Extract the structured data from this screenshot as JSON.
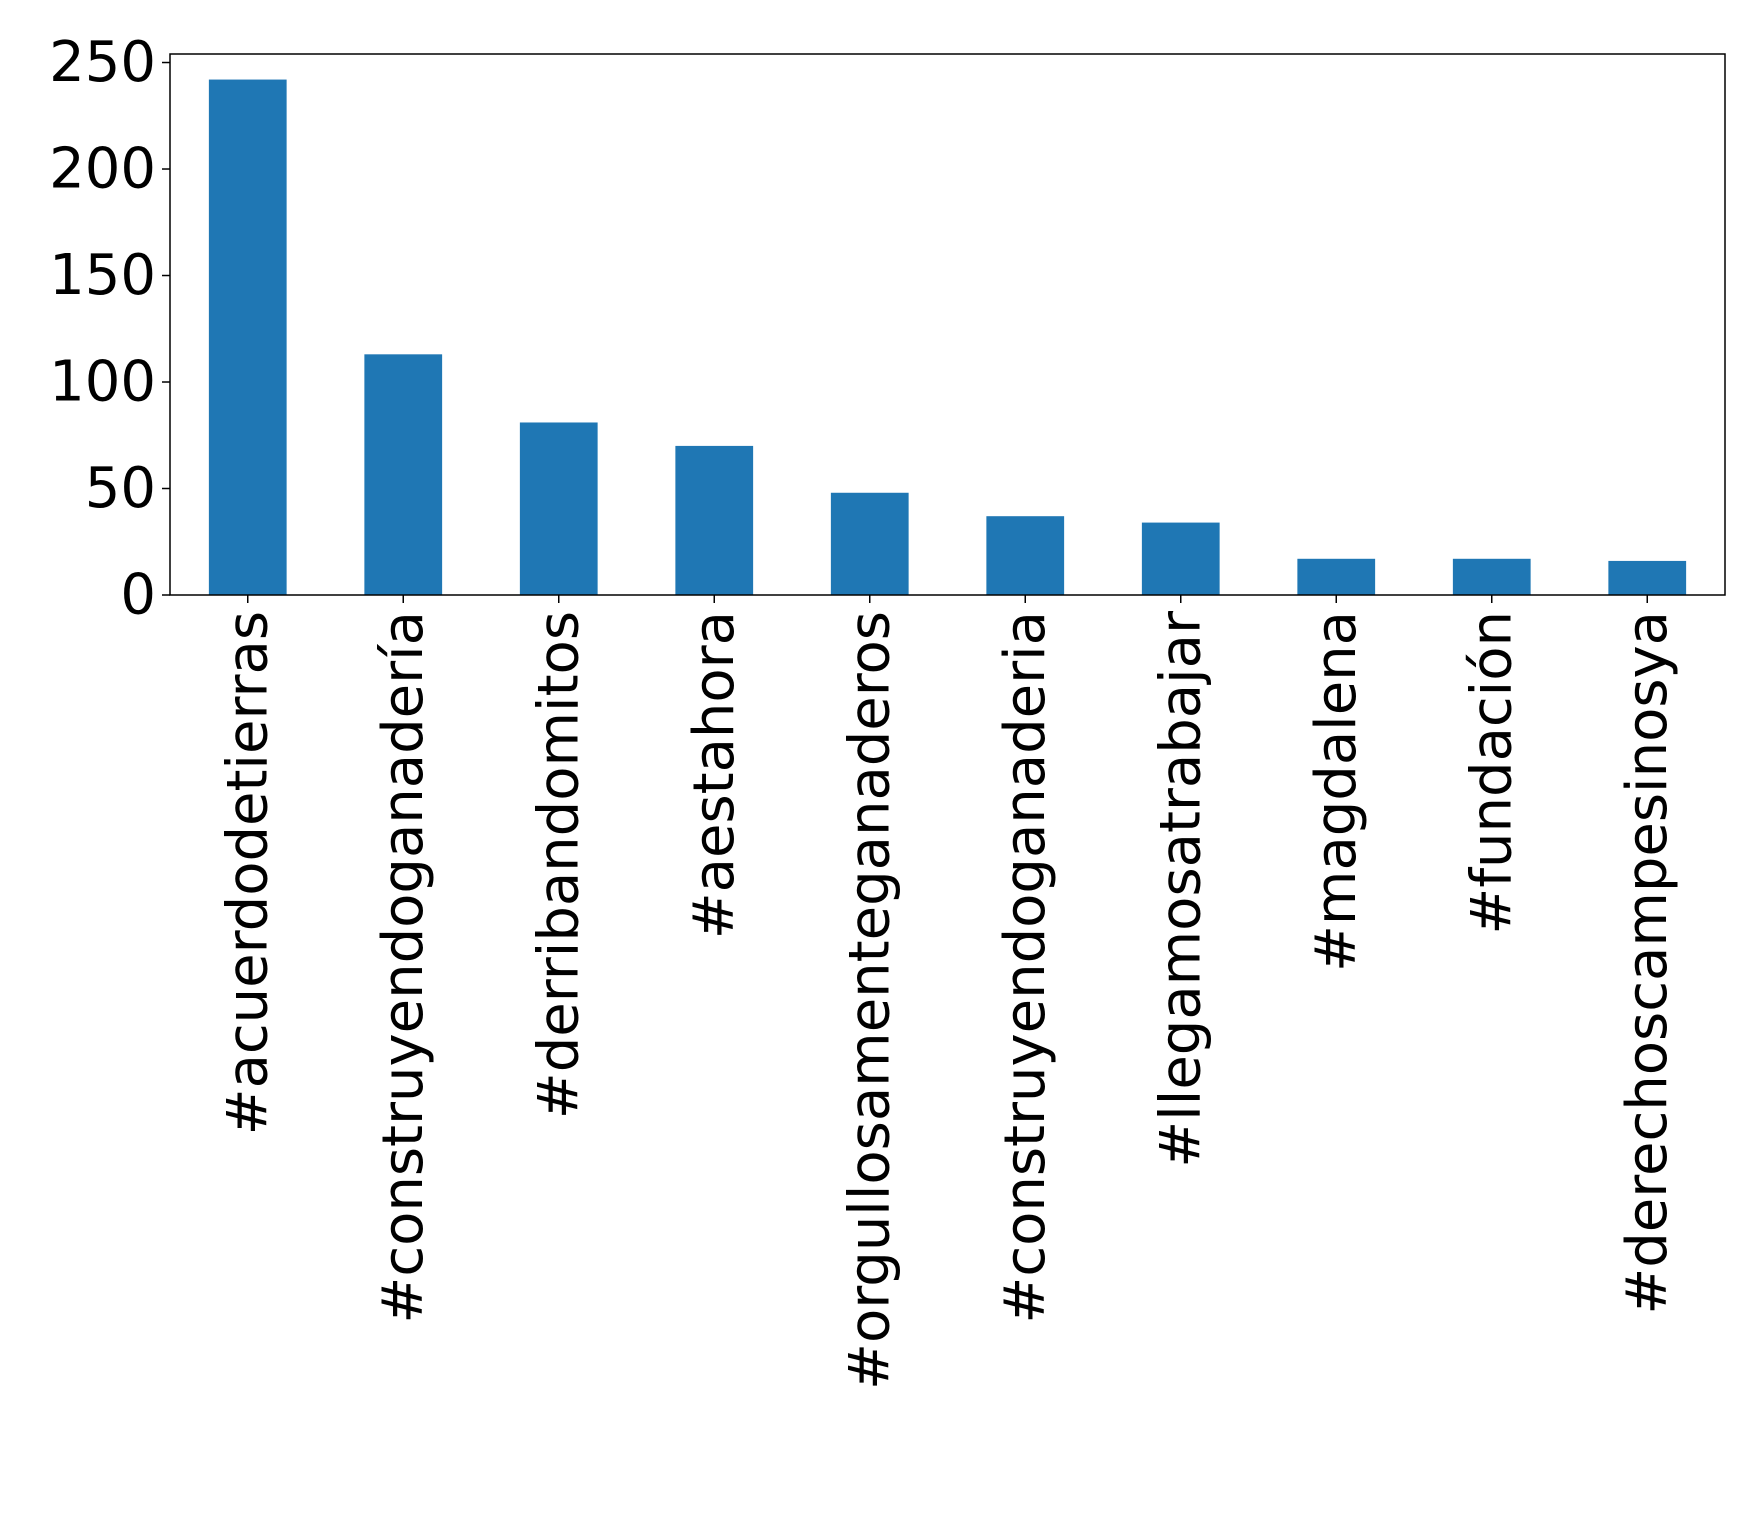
{
  "chart_data": {
    "type": "bar",
    "title": "",
    "xlabel": "",
    "ylabel": "",
    "categories": [
      "#acuerdodetierras",
      "#construyendoganadería",
      "#derribandomitos",
      "#aestahora",
      "#orgullosamenteganaderos",
      "#construyendoganaderia",
      "#llegamosatrabajar",
      "#magdalena",
      "#fundación",
      "#derechoscampesinosya"
    ],
    "values": [
      242,
      113,
      81,
      70,
      48,
      37,
      34,
      17,
      17,
      16
    ],
    "ylim": [
      0,
      254
    ],
    "yticks": [
      0,
      50,
      100,
      150,
      200,
      250
    ],
    "grid": false,
    "legend": "none",
    "bar_color": "#1f77b4"
  }
}
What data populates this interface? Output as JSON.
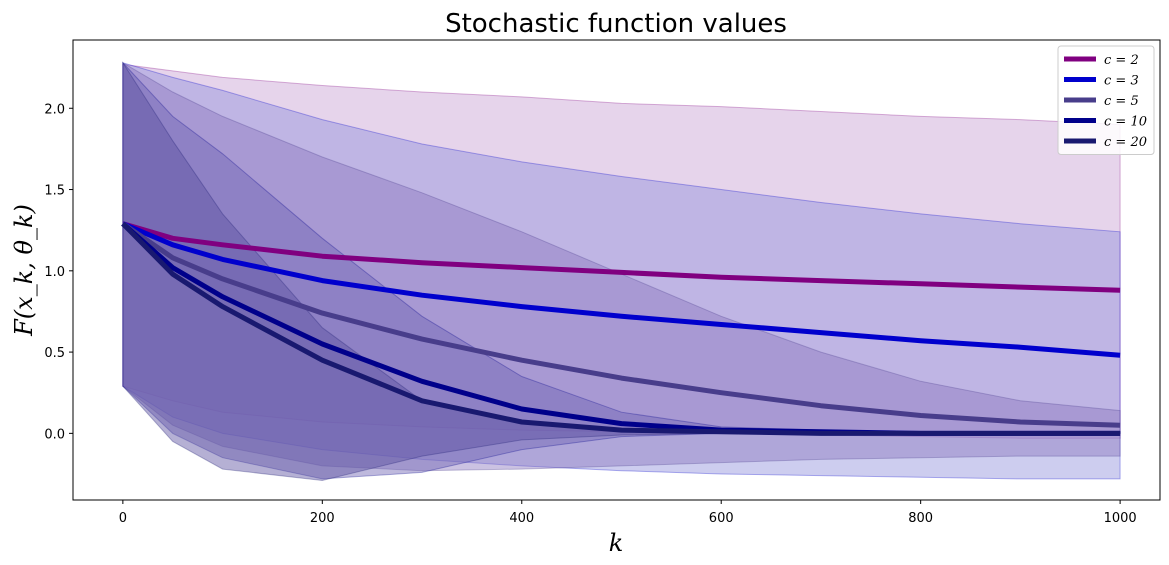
{
  "chart_data": {
    "type": "line",
    "title": "Stochastic function values",
    "xlabel": "k",
    "ylabel": "F(x_k, θ_k)",
    "xlim": [
      -50,
      1040
    ],
    "ylim": [
      -0.41,
      2.42
    ],
    "xticks": [
      0,
      200,
      400,
      600,
      800,
      1000
    ],
    "yticks": [
      0.0,
      0.5,
      1.0,
      1.5,
      2.0
    ],
    "xtick_labels": [
      "0",
      "200",
      "400",
      "600",
      "800",
      "1000"
    ],
    "ytick_labels": [
      "0.0",
      "0.5",
      "1.0",
      "1.5",
      "2.0"
    ],
    "grid": false,
    "legend_position": "top-right",
    "series": [
      {
        "name": "c = 2",
        "color": "#800080",
        "band_color": "#c8a0d2",
        "x": [
          0,
          50,
          100,
          200,
          300,
          400,
          500,
          600,
          700,
          800,
          900,
          1000
        ],
        "y": [
          1.29,
          1.2,
          1.16,
          1.09,
          1.05,
          1.02,
          0.99,
          0.96,
          0.94,
          0.92,
          0.9,
          0.88
        ],
        "upper": [
          2.27,
          2.23,
          2.19,
          2.14,
          2.1,
          2.07,
          2.03,
          2.01,
          1.98,
          1.95,
          1.93,
          1.9
        ],
        "lower": [
          0.29,
          0.2,
          0.13,
          0.07,
          0.04,
          0.02,
          0.01,
          0.0,
          -0.01,
          -0.02,
          -0.03,
          -0.03
        ]
      },
      {
        "name": "c = 3",
        "color": "#0000cd",
        "band_color": "#9090dc",
        "x": [
          0,
          50,
          100,
          200,
          300,
          400,
          500,
          600,
          700,
          800,
          900,
          1000
        ],
        "y": [
          1.29,
          1.16,
          1.07,
          0.94,
          0.85,
          0.78,
          0.72,
          0.67,
          0.62,
          0.57,
          0.53,
          0.48
        ],
        "upper": [
          2.28,
          2.19,
          2.11,
          1.93,
          1.78,
          1.67,
          1.58,
          1.5,
          1.42,
          1.35,
          1.29,
          1.24
        ],
        "lower": [
          0.29,
          0.1,
          0.0,
          -0.1,
          -0.16,
          -0.2,
          -0.23,
          -0.25,
          -0.26,
          -0.27,
          -0.28,
          -0.28
        ]
      },
      {
        "name": "c = 5",
        "color": "#483d8b",
        "band_color": "#8c78be",
        "x": [
          0,
          50,
          100,
          200,
          300,
          400,
          500,
          600,
          700,
          800,
          900,
          1000
        ],
        "y": [
          1.29,
          1.08,
          0.95,
          0.74,
          0.58,
          0.45,
          0.34,
          0.25,
          0.17,
          0.11,
          0.07,
          0.05
        ],
        "upper": [
          2.28,
          2.1,
          1.95,
          1.7,
          1.48,
          1.24,
          0.98,
          0.72,
          0.5,
          0.32,
          0.2,
          0.14
        ],
        "lower": [
          0.29,
          0.05,
          -0.08,
          -0.2,
          -0.23,
          -0.22,
          -0.2,
          -0.18,
          -0.16,
          -0.15,
          -0.14,
          -0.14
        ]
      },
      {
        "name": "c = 10",
        "color": "#00008b",
        "band_color": "#6e64b4",
        "x": [
          0,
          50,
          100,
          200,
          300,
          400,
          500,
          600,
          700,
          800,
          900,
          1000
        ],
        "y": [
          1.29,
          1.02,
          0.84,
          0.55,
          0.32,
          0.15,
          0.06,
          0.02,
          0.01,
          0.0,
          0.0,
          0.0
        ],
        "upper": [
          2.28,
          1.95,
          1.72,
          1.2,
          0.72,
          0.35,
          0.13,
          0.04,
          0.02,
          0.01,
          0.01,
          0.01
        ],
        "lower": [
          0.29,
          0.0,
          -0.15,
          -0.28,
          -0.24,
          -0.1,
          -0.02,
          0.0,
          0.0,
          0.0,
          0.0,
          0.0
        ]
      },
      {
        "name": "c = 20",
        "color": "#191970",
        "band_color": "#5a50a0",
        "x": [
          0,
          50,
          100,
          200,
          300,
          400,
          500,
          600,
          700,
          800,
          900,
          1000
        ],
        "y": [
          1.29,
          0.98,
          0.78,
          0.45,
          0.2,
          0.07,
          0.02,
          0.01,
          0.0,
          0.0,
          0.0,
          0.0
        ],
        "upper": [
          2.28,
          1.8,
          1.35,
          0.65,
          0.2,
          0.06,
          0.02,
          0.01,
          0.01,
          0.01,
          0.01,
          0.01
        ],
        "lower": [
          0.29,
          -0.05,
          -0.22,
          -0.29,
          -0.14,
          -0.04,
          -0.01,
          0.0,
          0.0,
          0.0,
          0.0,
          0.0
        ]
      }
    ]
  }
}
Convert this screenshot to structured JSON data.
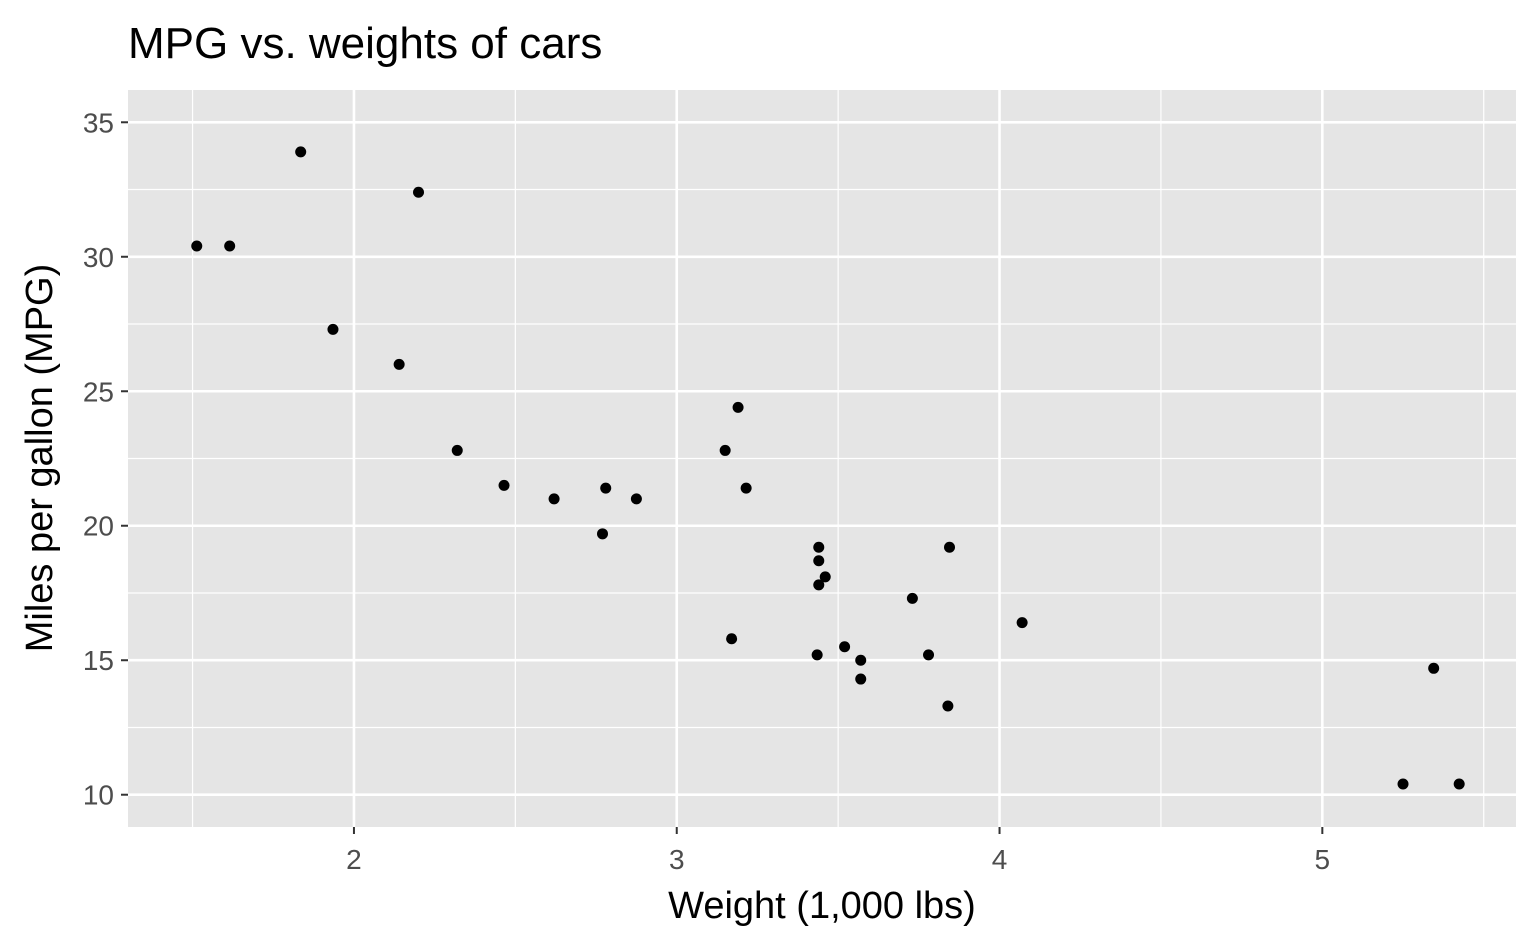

- [EXERCISE AIM]: Images should not appear in the copy; retype the listing above exactly.

- [SOLVED EXERCISE]:
Extract the structured data from this screenshot as JSON.
{
  "chart_data": {
    "type": "bar",
    "title": "",
    "xlabel": "",
    "ylabel": "",
    "categories": [
      "#acuerdodetierras",
      "#construyendoganadería",
      "#derribandomitos",
      "#aestahora",
      "#orgullosamenteganaderos",
      "#construyendoganaderia",
      "#llegamosatrabajar",
      "#magdalena",
      "#fundación",
      "#derechoscampesinosya"
    ],
    "values": [
      242,
      113,
      81,
      70,
      48,
      37,
      34,
      17,
      17,
      16
    ],
    "ylim": [
      0,
      254
    ],
    "yticks": [
      0,
      50,
      100,
      150,
      200,
      250
    ],
    "grid": false,
    "legend": "none",
    "bar_color": "#1f77b4"
  }
}
What data populates this interface? Output as JSON.
{
  "chart_data": {
    "type": "line",
    "title": "Stochastic function values",
    "xlabel": "k",
    "ylabel": "F(x_k, θ_k)",
    "xlim": [
      -50,
      1040
    ],
    "ylim": [
      -0.41,
      2.42
    ],
    "xticks": [
      0,
      200,
      400,
      600,
      800,
      1000
    ],
    "yticks": [
      0.0,
      0.5,
      1.0,
      1.5,
      2.0
    ],
    "xtick_labels": [
      "0",
      "200",
      "400",
      "600",
      "800",
      "1000"
    ],
    "ytick_labels": [
      "0.0",
      "0.5",
      "1.0",
      "1.5",
      "2.0"
    ],
    "grid": false,
    "legend_position": "top-right",
    "series": [
      {
        "name": "c = 2",
        "color": "#800080",
        "band_color": "#c8a0d2",
        "x": [
          0,
          50,
          100,
          200,
          300,
          400,
          500,
          600,
          700,
          800,
          900,
          1000
        ],
        "y": [
          1.29,
          1.2,
          1.16,
          1.09,
          1.05,
          1.02,
          0.99,
          0.96,
          0.94,
          0.92,
          0.9,
          0.88
        ],
        "upper": [
          2.27,
          2.23,
          2.19,
          2.14,
          2.1,
          2.07,
          2.03,
          2.01,
          1.98,
          1.95,
          1.93,
          1.9
        ],
        "lower": [
          0.29,
          0.2,
          0.13,
          0.07,
          0.04,
          0.02,
          0.01,
          0.0,
          -0.01,
          -0.02,
          -0.03,
          -0.03
        ]
      },
      {
        "name": "c = 3",
        "color": "#0000cd",
        "band_color": "#9090dc",
        "x": [
          0,
          50,
          100,
          200,
          300,
          400,
          500,
          600,
          700,
          800,
          900,
          1000
        ],
        "y": [
          1.29,
          1.16,
          1.07,
          0.94,
          0.85,
          0.78,
          0.72,
          0.67,
          0.62,
          0.57,
          0.53,
          0.48
        ],
        "upper": [
          2.28,
          2.19,
          2.11,
          1.93,
          1.78,
          1.67,
          1.58,
          1.5,
          1.42,
          1.35,
          1.29,
          1.24
        ],
        "lower": [
          0.29,
          0.1,
          0.0,
          -0.1,
          -0.16,
          -0.2,
          -0.23,
          -0.25,
          -0.26,
          -0.27,
          -0.28,
          -0.28
        ]
      },
      {
        "name": "c = 5",
        "color": "#483d8b",
        "band_color": "#8c78be",
        "x": [
          0,
          50,
          100,
          200,
          300,
          400,
          500,
          600,
          700,
          800,
          900,
          1000
        ],
        "y": [
          1.29,
          1.08,
          0.95,
          0.74,
          0.58,
          0.45,
          0.34,
          0.25,
          0.17,
          0.11,
          0.07,
          0.05
        ],
        "upper": [
          2.28,
          2.1,
          1.95,
          1.7,
          1.48,
          1.24,
          0.98,
          0.72,
          0.5,
          0.32,
          0.2,
          0.14
        ],
        "lower": [
          0.29,
          0.05,
          -0.08,
          -0.2,
          -0.23,
          -0.22,
          -0.2,
          -0.18,
          -0.16,
          -0.15,
          -0.14,
          -0.14
        ]
      },
      {
        "name": "c = 10",
        "color": "#00008b",
        "band_color": "#6e64b4",
        "x": [
          0,
          50,
          100,
          200,
          300,
          400,
          500,
          600,
          700,
          800,
          900,
          1000
        ],
        "y": [
          1.29,
          1.02,
          0.84,
          0.55,
          0.32,
          0.15,
          0.06,
          0.02,
          0.01,
          0.0,
          0.0,
          0.0
        ],
        "upper": [
          2.28,
          1.95,
          1.72,
          1.2,
          0.72,
          0.35,
          0.13,
          0.04,
          0.02,
          0.01,
          0.01,
          0.01
        ],
        "lower": [
          0.29,
          0.0,
          -0.15,
          -0.28,
          -0.24,
          -0.1,
          -0.02,
          0.0,
          0.0,
          0.0,
          0.0,
          0.0
        ]
      },
      {
        "name": "c = 20",
        "color": "#191970",
        "band_color": "#5a50a0",
        "x": [
          0,
          50,
          100,
          200,
          300,
          400,
          500,
          600,
          700,
          800,
          900,
          1000
        ],
        "y": [
          1.29,
          0.98,
          0.78,
          0.45,
          0.2,
          0.07,
          0.02,
          0.01,
          0.0,
          0.0,
          0.0,
          0.0
        ],
        "upper": [
          2.28,
          1.8,
          1.35,
          0.65,
          0.2,
          0.06,
          0.02,
          0.01,
          0.01,
          0.01,
          0.01,
          0.01
        ],
        "lower": [
          0.29,
          -0.05,
          -0.22,
          -0.29,
          -0.14,
          -0.04,
          -0.01,
          0.0,
          0.0,
          0.0,
          0.0,
          0.0
        ]
      }
    ]
  }
}
Convert this screenshot to structured JSON data.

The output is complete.